▶ [What is asked]:
Compile every line that includes the word "JSON".

▶ [Dataset entries]:
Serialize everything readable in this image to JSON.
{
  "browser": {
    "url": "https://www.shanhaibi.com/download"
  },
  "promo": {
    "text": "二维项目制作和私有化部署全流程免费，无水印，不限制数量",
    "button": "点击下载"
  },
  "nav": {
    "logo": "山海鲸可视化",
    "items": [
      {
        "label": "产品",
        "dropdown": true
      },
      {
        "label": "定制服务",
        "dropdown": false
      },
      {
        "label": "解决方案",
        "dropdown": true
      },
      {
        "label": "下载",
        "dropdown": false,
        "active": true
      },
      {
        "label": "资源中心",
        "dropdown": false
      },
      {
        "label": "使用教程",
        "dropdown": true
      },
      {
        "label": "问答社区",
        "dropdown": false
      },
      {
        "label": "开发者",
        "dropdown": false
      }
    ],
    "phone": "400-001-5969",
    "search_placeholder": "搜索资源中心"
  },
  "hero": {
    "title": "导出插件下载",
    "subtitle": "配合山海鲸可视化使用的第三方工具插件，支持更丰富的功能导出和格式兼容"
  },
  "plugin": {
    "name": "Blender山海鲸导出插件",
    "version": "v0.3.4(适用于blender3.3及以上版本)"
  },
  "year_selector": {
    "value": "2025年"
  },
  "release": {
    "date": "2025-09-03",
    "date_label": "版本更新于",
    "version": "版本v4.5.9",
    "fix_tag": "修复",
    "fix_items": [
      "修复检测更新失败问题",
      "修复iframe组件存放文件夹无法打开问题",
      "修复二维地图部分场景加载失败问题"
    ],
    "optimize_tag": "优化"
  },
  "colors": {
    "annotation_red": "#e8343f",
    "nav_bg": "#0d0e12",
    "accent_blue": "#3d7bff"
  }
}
---
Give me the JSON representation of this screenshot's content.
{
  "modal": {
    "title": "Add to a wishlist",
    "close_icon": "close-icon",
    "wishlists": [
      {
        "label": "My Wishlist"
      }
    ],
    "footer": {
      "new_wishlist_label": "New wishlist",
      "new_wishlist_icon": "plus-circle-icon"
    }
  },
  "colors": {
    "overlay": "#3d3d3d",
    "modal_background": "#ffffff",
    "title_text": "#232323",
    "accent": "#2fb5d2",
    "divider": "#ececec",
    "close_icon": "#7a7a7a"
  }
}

▶ [Response]:
Serialize everything readable in this image to JSON.
Give me the JSON representation of this screenshot's content.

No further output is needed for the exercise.